> What is needed
Quote all entries exactly, leaving pictures aside.

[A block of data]
------------------------
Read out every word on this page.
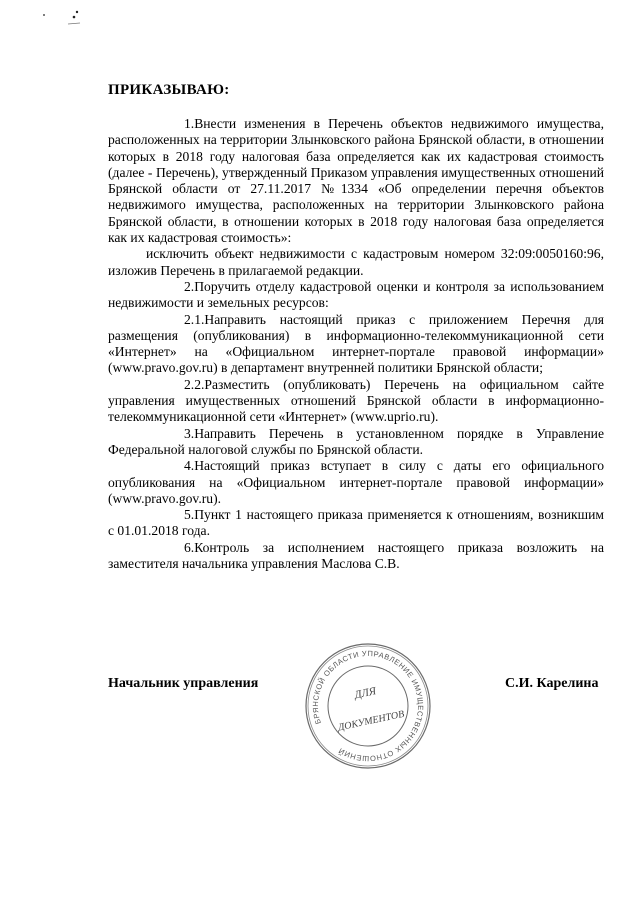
ПРИКАЗЫВАЮ:

1.Внести изменения в Перечень объектов недвижимого имущества, расположенных на территории Злынковского района Брянской области, в отношении которых в 2018 году налоговая база определяется как их кадастровая стоимость (далее - Перечень), утвержденный Приказом управления имущественных отношений Брянской области от 27.11.2017 №1334 «Об определении перечня объектов недвижимого имущества, расположенных на территории Злынковского района Брянской области, в отношении которых в 2018 году налоговая база определяется как их кадастровая стоимость»:

исключить объект недвижимости с кадастровым номером 32:09:0050160:96, изложив Перечень в прилагаемой редакции.

2.Поручить отделу кадастровой оценки и контроля за использованием недвижимости и земельных ресурсов:

2.1.Направить настоящий приказ с приложением Перечня для размещения (опубликования) в информационно-телекоммуникационной сети «Интернет» на «Официальном интернет-портале правовой информации» (www.pravo.gov.ru) в департамент внутренней политики Брянской области;

2.2.Разместить (опубликовать) Перечень на официальном сайте управления имущественных отношений Брянской области в информационно-телекоммуникационной сети «Интернет» (www.uprio.ru).

3.Направить Перечень в установленном порядке в Управление Федеральной налоговой службы по Брянской области.

4.Настоящий приказ вступает в силу с даты его официального опубликования на «Официальном интернет-портале правовой информации» (www.pravo.gov.ru).

5.Пункт 1 настоящего приказа применяется к отношениям, возникшим с 01.01.2018 года.

6.Контроль за исполнением настоящего приказа возложить на заместителя начальника управления Маслова С.В.

Начальник управления
БРЯНСКОЙ ОБЛАСТИ УПРАВЛЕНИЕ ИМУЩЕСТВЕННЫХ ОТНОШЕНИЙ
ДЛЯ
ДОКУМЕНТОВ
С.И. Карелина
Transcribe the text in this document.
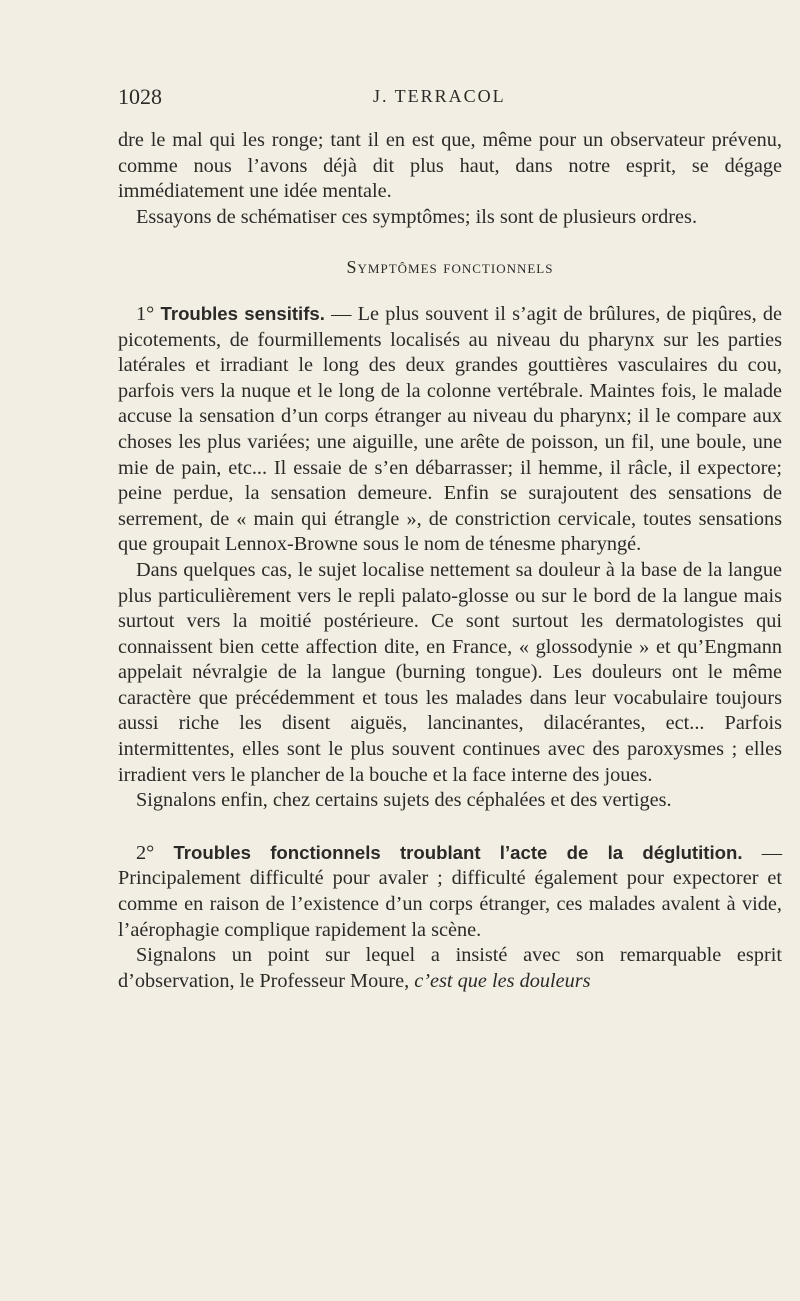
1028	J. TERRACOL

dre le mal qui les ronge; tant il en est que, même pour un observateur prévenu, comme nous l’avons déjà dit plus haut, dans notre esprit, se dégage immédiatement une idée mentale.

Essayons de schématiser ces symptômes; ils sont de plusieurs ordres.

Symptômes fonctionnels

1° Troubles sensitifs. — Le plus souvent il s’agit de brûlures, de piqûres, de picotements, de fourmillements localisés au niveau du pharynx sur les parties latérales et irradiant le long des deux grandes gouttières vasculaires du cou, parfois vers la nuque et le long de la colonne vertébrale. Maintes fois, le malade accuse la sensation d’un corps étranger au niveau du pharynx; il le compare aux choses les plus variées; une aiguille, une arête de poisson, un fil, une boule, une mie de pain, etc... Il essaie de s’en débarrasser; il hemme, il râcle, il expectore; peine perdue, la sensation demeure. Enfin se surajoutent des sensations de serrement, de « main qui étrangle », de constriction cervicale, toutes sensations que groupait Lennox-Browne sous le nom de ténesme pharyngé.

Dans quelques cas, le sujet localise nettement sa douleur à la base de la langue plus particulièrement vers le repli palato-glosse ou sur le bord de la langue mais surtout vers la moitié postérieure. Ce sont surtout les dermatologistes qui connaissent bien cette affection dite, en France, « glossodynie » et qu’Engmann appelait névralgie de la langue (burning tongue). Les douleurs ont le même caractère que précédemment et tous les malades dans leur vocabulaire toujours aussi riche les disent aiguës, lancinantes, dilacérantes, ect... Parfois intermittentes, elles sont le plus souvent continues avec des paroxysmes ; elles irradient vers le plancher de la bouche et la face interne des joues.

Signalons enfin, chez certains sujets des céphalées et des vertiges.

2° Troubles fonctionnels troublant l’acte de la déglutition. — Principalement difficulté pour avaler ; difficulté également pour expectorer et comme en raison de l’existence d’un corps étranger, ces malades avalent à vide, l’aérophagie complique rapidement la scène.

Signalons un point sur lequel a insisté avec son remarquable esprit d’observation, le Professeur Moure, c’est que les douleurs
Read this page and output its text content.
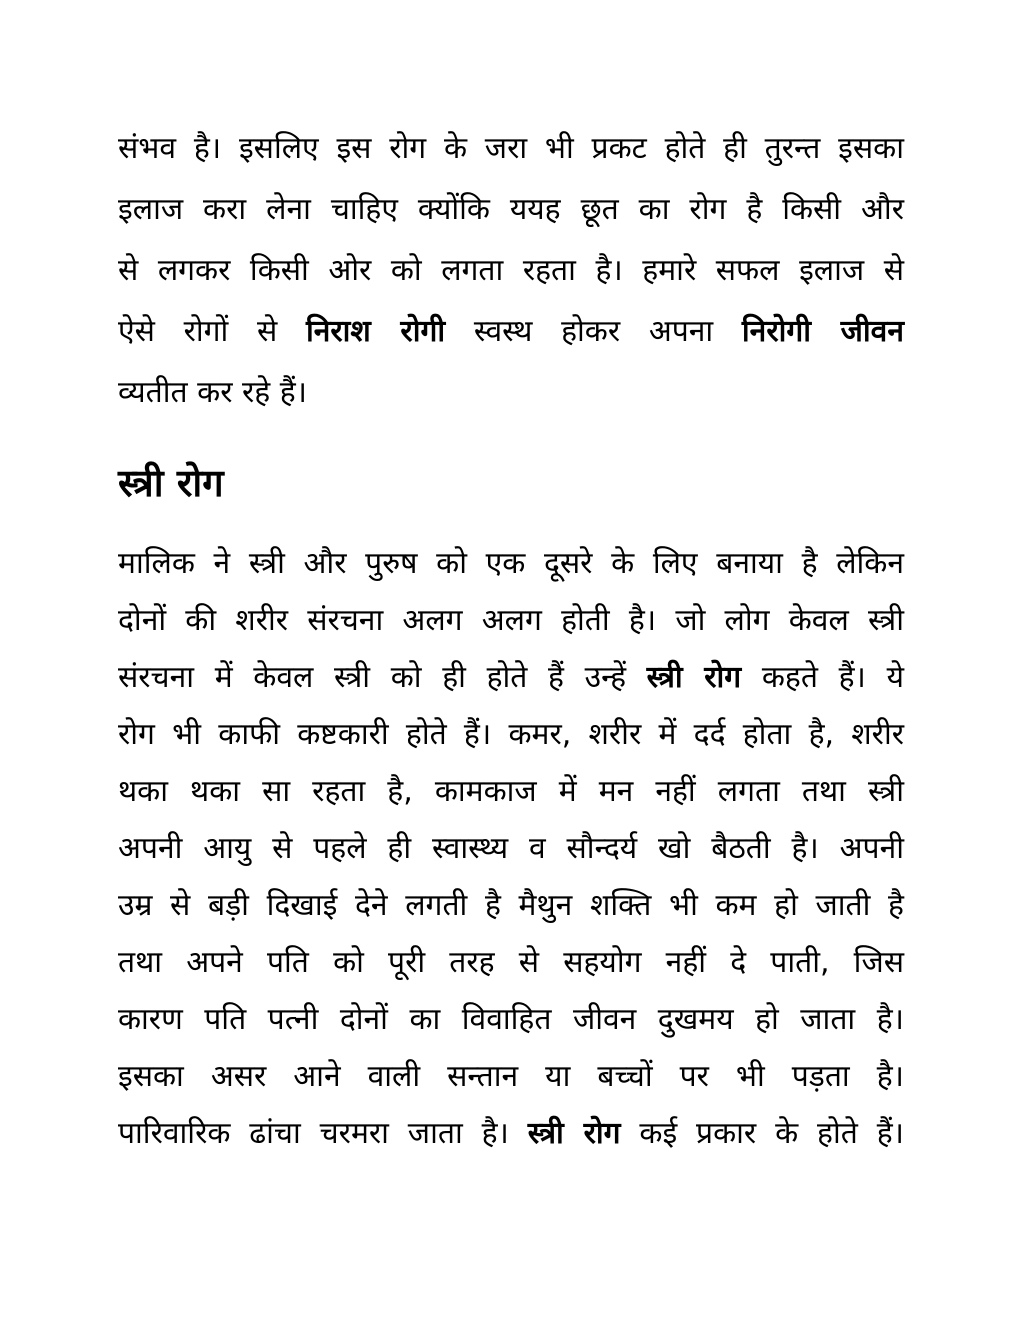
संभव है। इसलिए इस रोग के जरा भी प्रकट होते ही तुरन्त इसका
इलाज करा लेना चाहिए क्योंकि ययह छूत का रोग है किसी और
से लगकर किसी ओर को लगता रहता है। हमारे सफल इलाज से
ऐसे रोगों से निराश रोगी स्वस्थ होकर अपना निरोगी जीवन
व्यतीत कर रहे हैं।
स्त्री रोग
मालिक ने स्त्री और पुरुष को एक दूसरे के लिए बनाया है लेकिन
दोनों की शरीर संरचना अलग अलग होती है। जो लोग केवल स्त्री
संरचना में केवल स्त्री को ही होते हैं उन्हें स्त्री रोग कहते हैं। ये
रोग भी काफी कष्टकारी होते हैं। कमर, शरीर में दर्द होता है, शरीर
थका थका सा रहता है, कामकाज में मन नहीं लगता तथा स्त्री
अपनी आयु से पहले ही स्वास्थ्य व सौन्दर्य खो बैठती है। अपनी
उम्र से बड़ी दिखाई देने लगती है मैथुन शक्ति भी कम हो जाती है
तथा अपने पति को पूरी तरह से सहयोग नहीं दे पाती, जिस
कारण पति पत्नी दोनों का विवाहित जीवन दुखमय हो जाता है।
इसका असर आने वाली सन्तान या बच्चों पर भी पड़ता है।
पारिवारिक ढांचा चरमरा जाता है। स्त्री रोग कई प्रकार के होते हैं।
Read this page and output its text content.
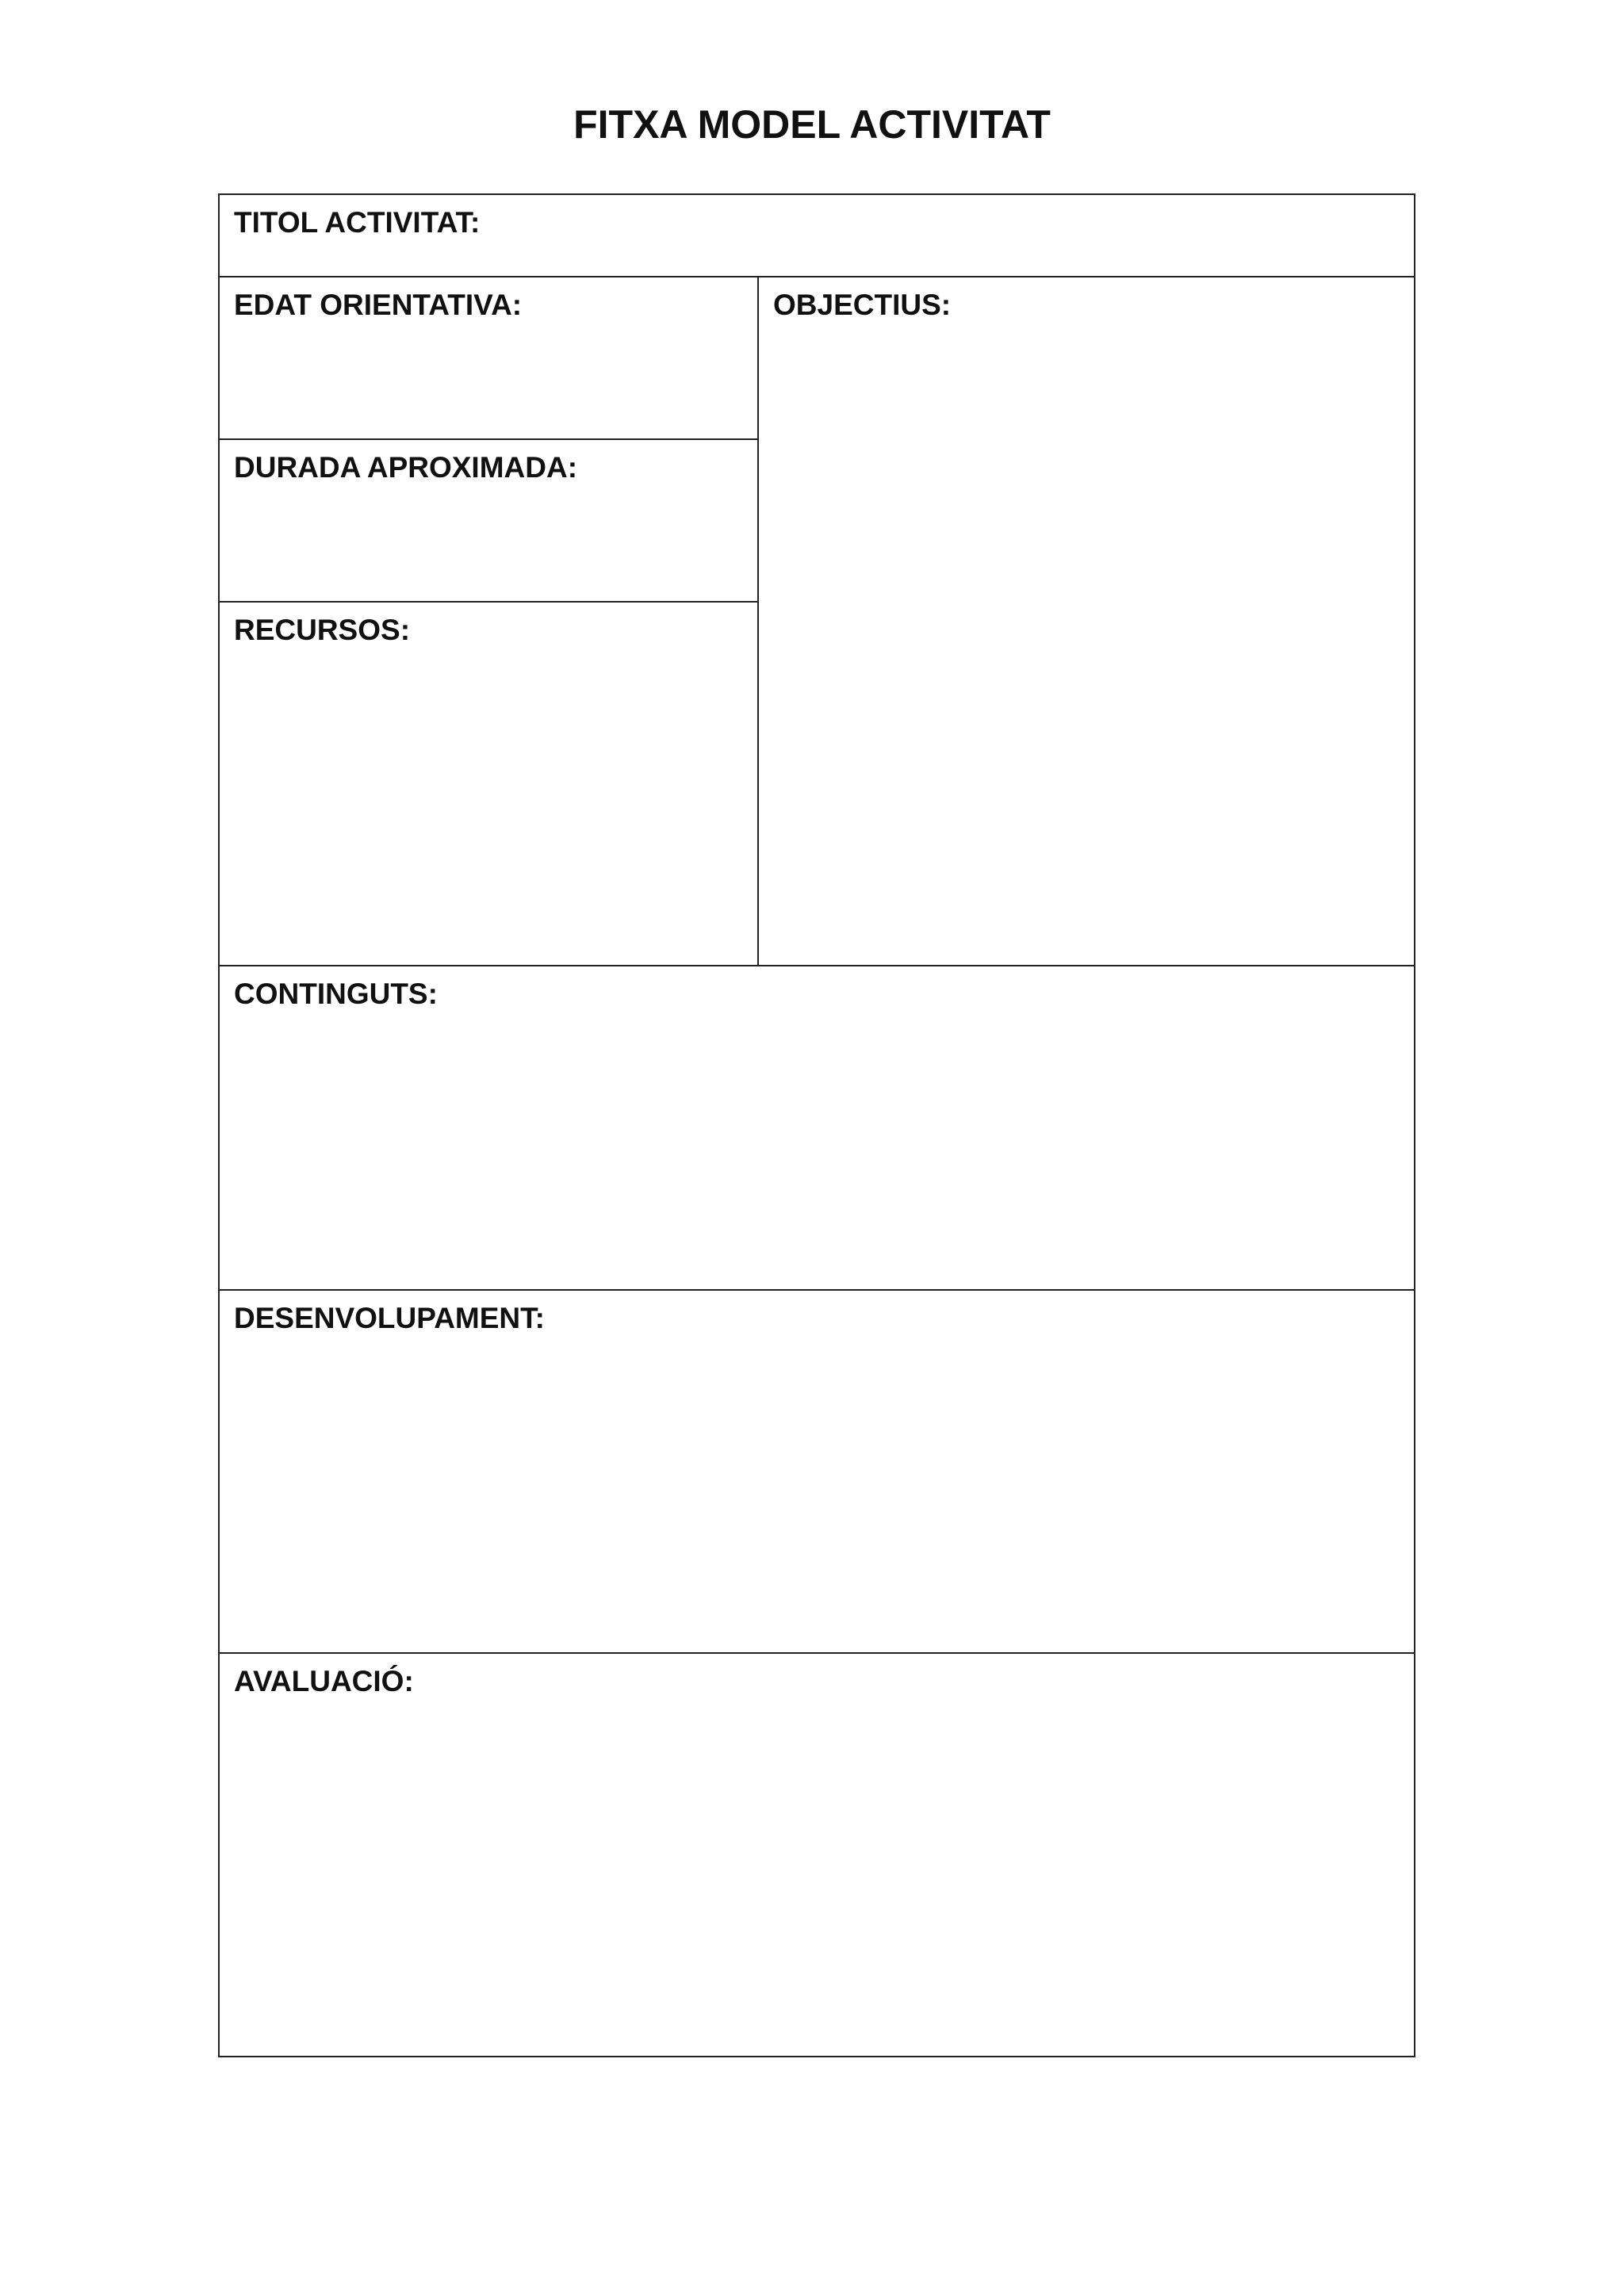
FITXA MODEL ACTIVITAT
TITOL ACTIVITAT:
EDAT ORIENTATIVA:	OBJECTIUS:
DURADA APROXIMADA:
RECURSOS:
CONTINGUTS:
DESENVOLUPAMENT:
AVALUACIÓ:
------------------------
> Written reply
Read out every word on this page.
ПРИКАЗЫВАЮ:

1.Внести изменения в Перечень объектов недвижимого имущества, расположенных на территории Злынковского района Брянской области, в отношении которых в 2018 году налоговая база определяется как их кадастровая стоимость (далее - Перечень), утвержденный Приказом управления имущественных отношений Брянской области от 27.11.2017 №1334 «Об определении перечня объектов недвижимого имущества, расположенных на территории Злынковского района Брянской области, в отношении которых в 2018 году налоговая база определяется как их кадастровая стоимость»:

исключить объект недвижимости с кадастровым номером 32:09:0050160:96, изложив Перечень в прилагаемой редакции.

2.Поручить отделу кадастровой оценки и контроля за использованием недвижимости и земельных ресурсов:

2.1.Направить настоящий приказ с приложением Перечня для размещения (опубликования) в информационно-телекоммуникационной сети «Интернет» на «Официальном интернет-портале правовой информации» (www.pravo.gov.ru) в департамент внутренней политики Брянской области;

2.2.Разместить (опубликовать) Перечень на официальном сайте управления имущественных отношений Брянской области в информационно-телекоммуникационной сети «Интернет» (www.uprio.ru).

3.Направить Перечень в установленном порядке в Управление Федеральной налоговой службы по Брянской области.

4.Настоящий приказ вступает в силу с даты его официального опубликования на «Официальном интернет-портале правовой информации» (www.pravo.gov.ru).

5.Пункт 1 настоящего приказа применяется к отношениям, возникшим с 01.01.2018 года.

6.Контроль за исполнением настоящего приказа возложить на заместителя начальника управления Маслова С.В.

Начальник управления
БРЯНСКОЙ ОБЛАСТИ УПРАВЛЕНИЕ ИМУЩЕСТВЕННЫХ ОТНОШЕНИЙ
ДЛЯ
ДОКУМЕНТОВ
С.И. Карелина
Transcribe the text in this document.
1028	J. TERRACOL

dre le mal qui les ronge; tant il en est que, même pour un observateur prévenu, comme nous l’avons déjà dit plus haut, dans notre esprit, se dégage immédiatement une idée mentale.

Essayons de schématiser ces symptômes; ils sont de plusieurs ordres.

Symptômes fonctionnels

1° Troubles sensitifs. — Le plus souvent il s’agit de brûlures, de piqûres, de picotements, de fourmillements localisés au niveau du pharynx sur les parties latérales et irradiant le long des deux grandes gouttières vasculaires du cou, parfois vers la nuque et le long de la colonne vertébrale. Maintes fois, le malade accuse la sensation d’un corps étranger au niveau du pharynx; il le compare aux choses les plus variées; une aiguille, une arête de poisson, un fil, une boule, une mie de pain, etc... Il essaie de s’en débarrasser; il hemme, il râcle, il expectore; peine perdue, la sensation demeure. Enfin se surajoutent des sensations de serrement, de « main qui étrangle », de constriction cervicale, toutes sensations que groupait Lennox-Browne sous le nom de ténesme pharyngé.

Dans quelques cas, le sujet localise nettement sa douleur à la base de la langue plus particulièrement vers le repli palato-glosse ou sur le bord de la langue mais surtout vers la moitié postérieure. Ce sont surtout les dermatologistes qui connaissent bien cette affection dite, en France, « glossodynie » et qu’Engmann appelait névralgie de la langue (burning tongue). Les douleurs ont le même caractère que précédemment et tous les malades dans leur vocabulaire toujours aussi riche les disent aiguës, lancinantes, dilacérantes, ect... Parfois intermittentes, elles sont le plus souvent continues avec des paroxysmes ; elles irradient vers le plancher de la bouche et la face interne des joues.

Signalons enfin, chez certains sujets des céphalées et des vertiges.

2° Troubles fonctionnels troublant l’acte de la déglutition. — Principalement difficulté pour avaler ; difficulté également pour expectorer et comme en raison de l’existence d’un corps étranger, ces malades avalent à vide, l’aérophagie complique rapidement la scène.

Signalons un point sur lequel a insisté avec son remarquable esprit d’observation, le Professeur Moure, c’est que les douleurs
Read this page and output its text content.
संभव है। इसलिए इस रोग के जरा भी प्रकट होते ही तुरन्त इसका
इलाज करा लेना चाहिए क्योंकि ययह छूत का रोग है किसी और
से लगकर किसी ओर को लगता रहता है। हमारे सफल इलाज से
ऐसे रोगों से निराश रोगी स्वस्थ होकर अपना निरोगी जीवन
व्यतीत कर रहे हैं।
स्त्री रोग
मालिक ने स्त्री और पुरुष को एक दूसरे के लिए बनाया है लेकिन
दोनों की शरीर संरचना अलग अलग होती है। जो लोग केवल स्त्री
संरचना में केवल स्त्री को ही होते हैं उन्हें स्त्री रोग कहते हैं। ये
रोग भी काफी कष्टकारी होते हैं। कमर, शरीर में दर्द होता है, शरीर
थका थका सा रहता है, कामकाज में मन नहीं लगता तथा स्त्री
अपनी आयु से पहले ही स्वास्थ्य व सौन्दर्य खो बैठती है। अपनी
उम्र से बड़ी दिखाई देने लगती है मैथुन शक्ति भी कम हो जाती है
तथा अपने पति को पूरी तरह से सहयोग नहीं दे पाती, जिस
कारण पति पत्नी दोनों का विवाहित जीवन दुखमय हो जाता है।
इसका असर आने वाली सन्तान या बच्चों पर भी पड़ता है।
पारिवारिक ढांचा चरमरा जाता है। स्त्री रोग कई प्रकार के होते हैं।
Read this page and output its text content.
FITXA MODEL ACTIVITAT
TITOL ACTIVITAT:
EDAT ORIENTATIVA:	OBJECTIUS:
DURADA APROXIMADA:
RECURSOS:
CONTINGUTS:
DESENVOLUPAMENT:
AVALUACIÓ:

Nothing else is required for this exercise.